Extracted records —

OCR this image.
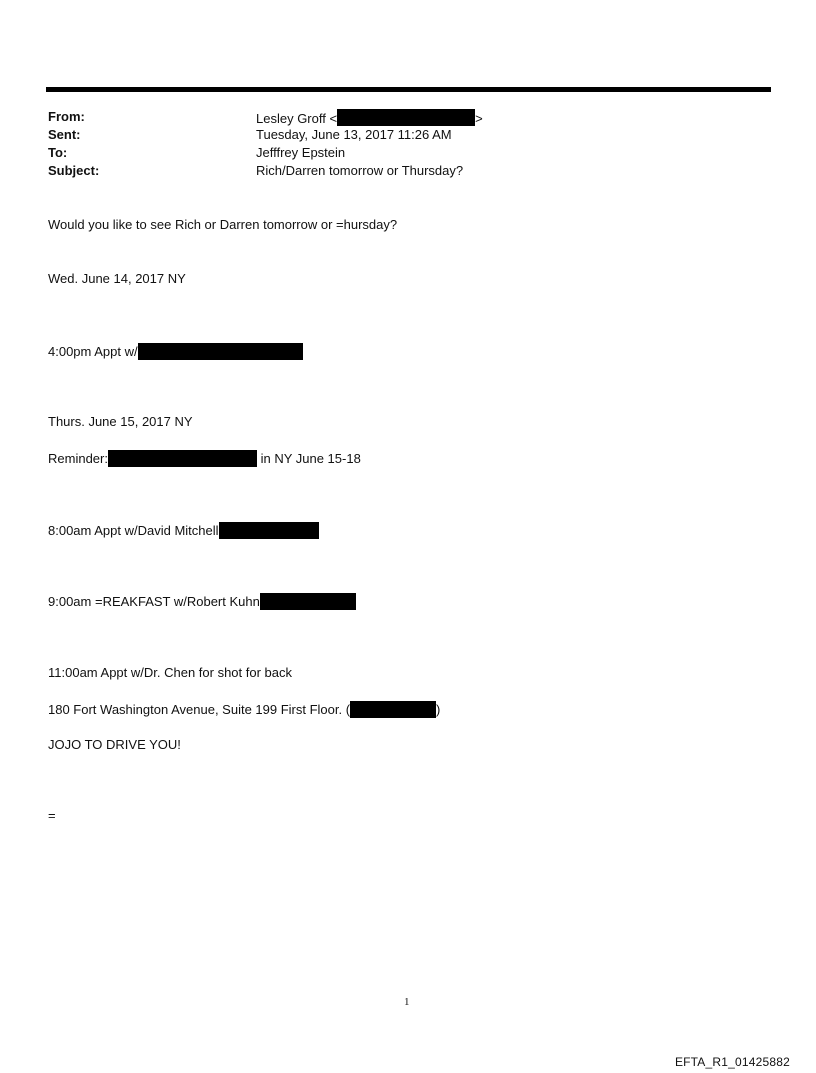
From:	Lesley Groff <	>
Sent:	Tuesday, June 13, 2017 11:26 AM
To:	Jefffrey Epstein
Subject:	Rich/Darren tomorrow or Thursday?
Would you like to see Rich or Darren tomorrow or =hursday?
Wed. June 14, 2017 NY
4:00pm Appt w/
Thurs. June 15, 2017 NY
Reminder:	in NY June 15-18
8:00am Appt w/David Mitchell
9:00am =REAKFAST w/Robert Kuhn
11:00am Appt w/Dr. Chen for shot for back
180 Fort Washington Avenue, Suite 199 First Floor. (	)
JOJO TO DRIVE YOU!
=
1
EFTA_R1_01425882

Given request —
Restate the whole listing above exactly, except for its images.

The answer —
OCR this image.
From:	Lesley Groff <	>
Sent:	Tuesday, June 13, 2017 11:26 AM
To:	Jefffrey Epstein
Subject:	Rich/Darren tomorrow or Thursday?
Would you like to see Rich or Darren tomorrow or =hursday?
Wed. June 14, 2017 NY
4:00pm Appt w/
Thurs. June 15, 2017 NY
Reminder:	in NY June 15-18
8:00am Appt w/David Mitchell
9:00am =REAKFAST w/Robert Kuhn
11:00am Appt w/Dr. Chen for shot for back
180 Fort Washington Avenue, Suite 199 First Floor. (	)
JOJO TO DRIVE YOU!
=
1
EFTA_R1_01425882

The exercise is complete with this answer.